● **Trecho**
<<<<

Por isso mesmo, nos espaços de mobilização juvenil no Brasil atualizam-se as demandas por direitos: “direito à educação de qualidade” e “direito ao trabalho decente”. Para garantir a qualidade da educação é preciso desengessar o sistema escolar, o que significa rever a capacitação e remuneração dos professores; adequar currículos; flexibilizar tempos escolares, permitindo novas combinações entre trabalho e estudo; introduzir novas tecnologias de informação e comunicação como recurso para a aprendizagem. Para garantir trabalho decente para a juventude, é preciso considerar a diversidade e buscar a conciliação entre estudos, trabalho e vida familiar, o que significa ampliar as oportunidades de emprego assalariado e melhoria de sua qualidade; promover condições de saúde e segurança no local de trabalho; ampliar o acesso a terra, trabalho e renda no campo; melhorar a qualidade dos empregos, com ampliação das oportunidades no campo dos “empregos verdes”; ampliar oportunidades de trabalho por meio da economia popular e solidária, do associativismo rural e do empreendedorismo.

2. Direito ao território: juventudes locais, pertencimentos e circulação

Desde os anos 1990, em áreas pobres e violentas começaram a proliferar grupos culturais em torno de estilos musicais (tais como rock, punk, heavy metal, reggae, hip-hop, funk), artes cênicas, grafite, danças (street dance, break) e grupos esportivos (entre eles, futebol, basquete de rua e skate) a partir dos quais são levadas demandas juvenis ao espaço público.

>>>>

● **Material fornecido**
<<<<

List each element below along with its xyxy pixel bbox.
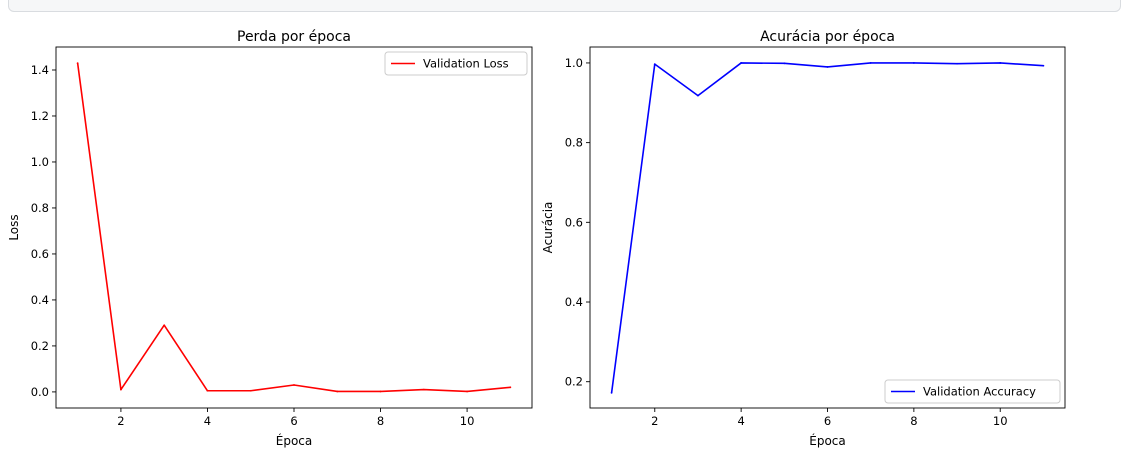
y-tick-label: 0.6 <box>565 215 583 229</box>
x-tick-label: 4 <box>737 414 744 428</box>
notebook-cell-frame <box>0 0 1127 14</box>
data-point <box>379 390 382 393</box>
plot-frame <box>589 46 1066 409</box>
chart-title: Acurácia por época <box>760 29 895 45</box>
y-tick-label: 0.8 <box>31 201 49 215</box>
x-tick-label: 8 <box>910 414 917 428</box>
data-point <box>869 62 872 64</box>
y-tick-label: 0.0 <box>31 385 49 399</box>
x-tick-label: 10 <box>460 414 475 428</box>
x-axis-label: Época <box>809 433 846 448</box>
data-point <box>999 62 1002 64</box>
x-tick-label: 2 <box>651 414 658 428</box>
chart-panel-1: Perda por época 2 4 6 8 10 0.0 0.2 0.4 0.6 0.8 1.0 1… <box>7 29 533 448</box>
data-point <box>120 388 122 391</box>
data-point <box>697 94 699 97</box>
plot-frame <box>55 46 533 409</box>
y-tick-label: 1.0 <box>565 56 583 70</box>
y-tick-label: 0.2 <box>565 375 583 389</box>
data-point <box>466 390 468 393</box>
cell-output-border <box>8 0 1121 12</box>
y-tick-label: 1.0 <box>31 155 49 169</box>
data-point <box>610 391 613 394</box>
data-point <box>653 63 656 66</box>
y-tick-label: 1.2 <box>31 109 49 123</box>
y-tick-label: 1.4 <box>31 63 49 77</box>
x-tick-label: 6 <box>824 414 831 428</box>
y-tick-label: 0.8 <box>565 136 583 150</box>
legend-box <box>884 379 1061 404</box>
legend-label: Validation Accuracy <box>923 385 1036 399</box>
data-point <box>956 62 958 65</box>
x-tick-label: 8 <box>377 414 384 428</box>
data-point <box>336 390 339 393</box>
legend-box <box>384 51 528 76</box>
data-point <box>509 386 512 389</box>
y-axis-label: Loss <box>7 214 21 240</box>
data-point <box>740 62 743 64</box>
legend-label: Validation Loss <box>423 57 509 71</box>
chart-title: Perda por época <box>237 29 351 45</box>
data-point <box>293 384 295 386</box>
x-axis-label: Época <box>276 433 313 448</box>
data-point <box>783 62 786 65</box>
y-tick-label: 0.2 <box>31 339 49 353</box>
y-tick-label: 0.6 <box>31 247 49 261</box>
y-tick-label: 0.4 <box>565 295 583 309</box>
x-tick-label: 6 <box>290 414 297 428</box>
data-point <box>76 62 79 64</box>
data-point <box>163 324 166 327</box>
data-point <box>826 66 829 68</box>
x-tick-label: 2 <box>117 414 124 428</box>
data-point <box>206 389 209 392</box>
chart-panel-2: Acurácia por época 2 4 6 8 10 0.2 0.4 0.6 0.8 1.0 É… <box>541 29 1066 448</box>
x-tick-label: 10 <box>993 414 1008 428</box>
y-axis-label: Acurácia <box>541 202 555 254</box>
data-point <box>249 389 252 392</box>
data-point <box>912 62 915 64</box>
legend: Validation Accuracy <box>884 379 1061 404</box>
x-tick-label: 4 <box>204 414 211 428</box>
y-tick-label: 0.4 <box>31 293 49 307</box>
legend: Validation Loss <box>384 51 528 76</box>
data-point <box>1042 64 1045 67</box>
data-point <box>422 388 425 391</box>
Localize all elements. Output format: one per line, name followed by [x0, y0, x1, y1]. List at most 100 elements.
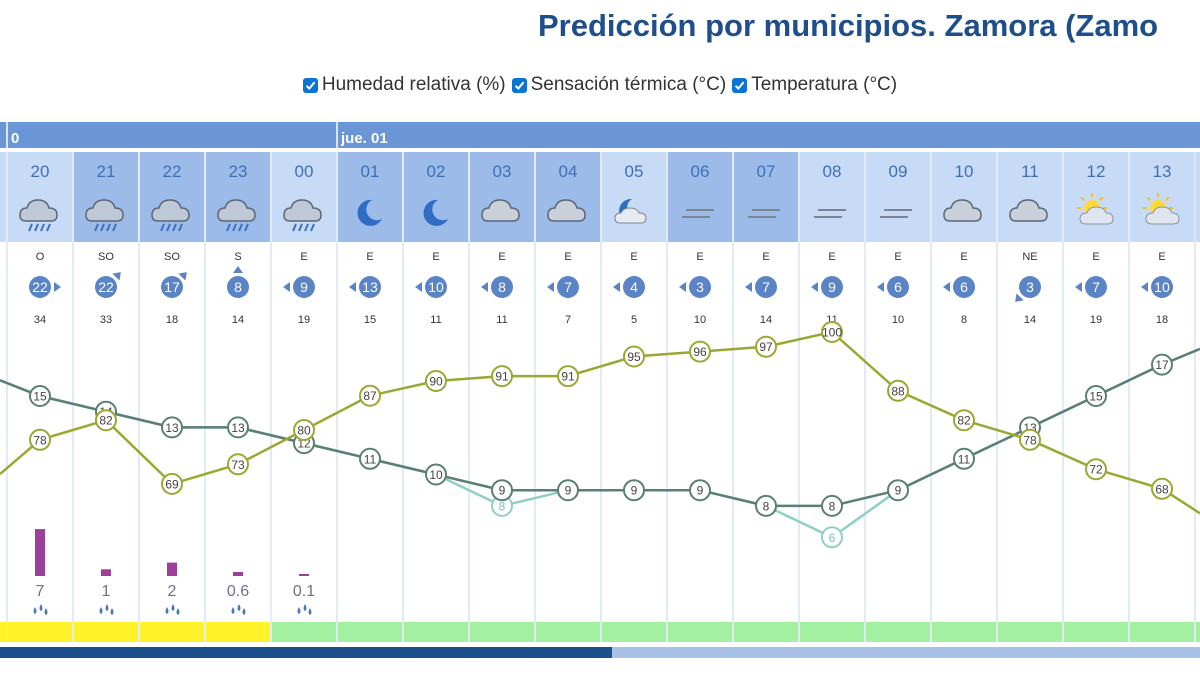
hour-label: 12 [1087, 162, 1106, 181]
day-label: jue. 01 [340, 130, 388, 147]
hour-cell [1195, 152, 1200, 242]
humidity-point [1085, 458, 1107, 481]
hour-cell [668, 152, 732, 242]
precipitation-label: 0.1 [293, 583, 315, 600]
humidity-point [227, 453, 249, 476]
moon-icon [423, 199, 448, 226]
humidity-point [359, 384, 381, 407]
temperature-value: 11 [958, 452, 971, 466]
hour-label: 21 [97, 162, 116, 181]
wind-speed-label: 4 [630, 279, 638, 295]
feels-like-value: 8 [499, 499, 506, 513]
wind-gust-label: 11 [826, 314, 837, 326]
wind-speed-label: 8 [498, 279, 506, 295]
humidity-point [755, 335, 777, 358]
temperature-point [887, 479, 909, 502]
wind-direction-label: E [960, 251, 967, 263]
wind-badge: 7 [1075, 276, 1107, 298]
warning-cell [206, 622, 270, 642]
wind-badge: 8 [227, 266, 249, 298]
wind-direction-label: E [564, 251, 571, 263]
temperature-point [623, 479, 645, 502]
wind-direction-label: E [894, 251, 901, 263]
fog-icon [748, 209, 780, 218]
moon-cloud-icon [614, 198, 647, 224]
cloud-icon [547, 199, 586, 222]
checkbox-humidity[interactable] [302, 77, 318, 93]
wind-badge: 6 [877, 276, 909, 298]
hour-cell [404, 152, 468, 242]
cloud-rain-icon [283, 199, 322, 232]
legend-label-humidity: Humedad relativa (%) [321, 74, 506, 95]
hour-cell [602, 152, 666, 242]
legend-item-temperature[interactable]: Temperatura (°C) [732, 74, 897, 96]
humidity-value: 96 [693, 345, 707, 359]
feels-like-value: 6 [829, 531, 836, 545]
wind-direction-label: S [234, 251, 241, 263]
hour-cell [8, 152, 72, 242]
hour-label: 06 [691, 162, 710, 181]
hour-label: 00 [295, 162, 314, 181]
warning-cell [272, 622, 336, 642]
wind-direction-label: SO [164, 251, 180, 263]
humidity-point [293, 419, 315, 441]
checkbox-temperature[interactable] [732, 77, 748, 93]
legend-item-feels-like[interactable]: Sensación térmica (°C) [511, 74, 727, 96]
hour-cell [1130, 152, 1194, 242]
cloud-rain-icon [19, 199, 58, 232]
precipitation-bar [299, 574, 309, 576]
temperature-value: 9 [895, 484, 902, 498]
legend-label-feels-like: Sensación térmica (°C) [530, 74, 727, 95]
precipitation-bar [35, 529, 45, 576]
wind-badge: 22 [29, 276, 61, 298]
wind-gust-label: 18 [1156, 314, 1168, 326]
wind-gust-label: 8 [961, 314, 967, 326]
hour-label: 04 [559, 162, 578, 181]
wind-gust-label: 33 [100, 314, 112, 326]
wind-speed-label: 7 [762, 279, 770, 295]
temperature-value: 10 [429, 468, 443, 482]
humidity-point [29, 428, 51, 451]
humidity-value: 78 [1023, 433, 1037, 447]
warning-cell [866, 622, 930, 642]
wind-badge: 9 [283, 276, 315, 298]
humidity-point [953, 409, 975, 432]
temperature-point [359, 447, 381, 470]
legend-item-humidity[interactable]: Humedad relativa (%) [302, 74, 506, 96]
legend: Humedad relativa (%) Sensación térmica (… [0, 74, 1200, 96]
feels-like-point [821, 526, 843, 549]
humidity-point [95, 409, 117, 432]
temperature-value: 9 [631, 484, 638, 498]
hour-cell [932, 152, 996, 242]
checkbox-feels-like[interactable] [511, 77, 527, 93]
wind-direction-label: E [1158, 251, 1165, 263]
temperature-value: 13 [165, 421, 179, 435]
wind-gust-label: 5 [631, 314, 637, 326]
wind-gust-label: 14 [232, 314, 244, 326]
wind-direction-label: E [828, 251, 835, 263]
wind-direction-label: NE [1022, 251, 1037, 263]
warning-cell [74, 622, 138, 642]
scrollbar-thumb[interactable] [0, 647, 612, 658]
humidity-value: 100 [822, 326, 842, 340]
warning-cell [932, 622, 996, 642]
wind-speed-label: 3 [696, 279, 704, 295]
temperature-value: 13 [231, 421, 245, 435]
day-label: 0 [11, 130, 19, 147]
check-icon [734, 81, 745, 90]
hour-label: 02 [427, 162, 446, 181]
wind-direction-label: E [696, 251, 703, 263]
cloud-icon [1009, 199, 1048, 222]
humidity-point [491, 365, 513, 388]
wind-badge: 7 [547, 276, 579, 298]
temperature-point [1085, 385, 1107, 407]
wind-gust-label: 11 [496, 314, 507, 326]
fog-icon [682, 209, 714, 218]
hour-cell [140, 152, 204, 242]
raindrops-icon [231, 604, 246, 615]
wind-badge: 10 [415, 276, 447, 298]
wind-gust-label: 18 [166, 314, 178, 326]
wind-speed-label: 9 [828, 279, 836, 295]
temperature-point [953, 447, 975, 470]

>>>>
<<<<

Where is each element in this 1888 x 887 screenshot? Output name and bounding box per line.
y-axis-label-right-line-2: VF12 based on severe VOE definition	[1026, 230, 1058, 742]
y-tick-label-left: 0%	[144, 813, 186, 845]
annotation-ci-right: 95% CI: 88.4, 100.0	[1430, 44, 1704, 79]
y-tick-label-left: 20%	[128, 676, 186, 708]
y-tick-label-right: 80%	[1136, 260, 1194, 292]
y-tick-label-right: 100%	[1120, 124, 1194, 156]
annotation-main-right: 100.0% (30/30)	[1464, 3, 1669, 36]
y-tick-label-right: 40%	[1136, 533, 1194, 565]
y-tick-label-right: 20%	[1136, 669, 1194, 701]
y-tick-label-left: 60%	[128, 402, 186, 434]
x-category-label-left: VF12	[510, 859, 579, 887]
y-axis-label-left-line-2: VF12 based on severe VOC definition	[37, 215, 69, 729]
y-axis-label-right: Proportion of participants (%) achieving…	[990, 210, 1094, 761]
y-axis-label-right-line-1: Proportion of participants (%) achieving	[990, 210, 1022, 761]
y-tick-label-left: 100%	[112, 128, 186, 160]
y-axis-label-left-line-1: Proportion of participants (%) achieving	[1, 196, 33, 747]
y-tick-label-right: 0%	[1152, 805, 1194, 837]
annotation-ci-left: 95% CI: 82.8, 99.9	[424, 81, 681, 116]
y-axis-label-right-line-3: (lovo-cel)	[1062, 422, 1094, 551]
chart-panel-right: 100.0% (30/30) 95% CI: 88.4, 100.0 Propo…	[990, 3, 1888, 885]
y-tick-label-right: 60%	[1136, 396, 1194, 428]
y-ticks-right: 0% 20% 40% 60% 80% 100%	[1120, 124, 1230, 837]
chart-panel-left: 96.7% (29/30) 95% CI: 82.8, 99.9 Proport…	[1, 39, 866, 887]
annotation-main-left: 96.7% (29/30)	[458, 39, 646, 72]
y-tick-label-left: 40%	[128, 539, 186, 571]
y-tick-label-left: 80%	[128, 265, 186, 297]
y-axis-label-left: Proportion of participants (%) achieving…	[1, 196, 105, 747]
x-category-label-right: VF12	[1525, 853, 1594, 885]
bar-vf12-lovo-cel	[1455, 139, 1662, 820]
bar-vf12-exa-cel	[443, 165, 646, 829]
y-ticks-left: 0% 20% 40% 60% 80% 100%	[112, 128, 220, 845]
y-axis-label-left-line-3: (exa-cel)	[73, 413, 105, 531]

>>>>

● **Instruções do exercício**
1. Transcreva do trecho sobre os direitos da juventude a passagem que vai de "Desde os anos" até "ao espaço público.".
2. Traduza para o inglês esta frase do trecho sobre os direitos da juventude: “Por isso mesmo, nos espaços de mobilização juvenil no Brasil atualizam-se as demandas por direitos: “direito à educação de qualidade” e “direito ao trabalho decente”.”
3. Escreva a continuação do trecho sobre os direitos da juventude, a partir do ponto em que ele termina.

● **Resultados**
1.
Desde os anos 1990, em áreas pobres e violentas começaram a proliferar grupos culturais em torno de estilos musicais (tais como rock, punk, heavy metal, reggae, hip-hop, funk), artes cênicas, grafite, danças (street dance, break) e grupos esportivos (entre eles, futebol, basquete de rua e skate) a partir dos quais são levadas demandas juvenis ao espaço público.

2. For that very reason, in spaces of youth mobilization in Brazil, demands for rights are being renewed: "the right to quality education" and "the right to decent work."

3.
Para compreender a importância desses grupos, é preciso lembrar a inédita conjugação histórica entre a proliferação de armas de fogo (submetida aos interesses da indústria bélica), a corrupção e a violência das polícias despreparadas para lidar com a juventude (que exigem dinheiro dos mais ricos e sujeitam os mais pobres a vários tipos de humilhações) e a existência de territórios pobres dominados pelo comércio de drogas ilícitas (que nada mais são do que a parte mais visível de uma rede bem mais ampla e complexa que cobre o mundo e gera lucros). Nesses espaços, os chamados grupos culturais funcionam como antídotos à “discriminação por endereço”, pois ampliam espaços de experimentação e de criação estética, (re)criam laços de pertencimento e afirmam identidades territoriais.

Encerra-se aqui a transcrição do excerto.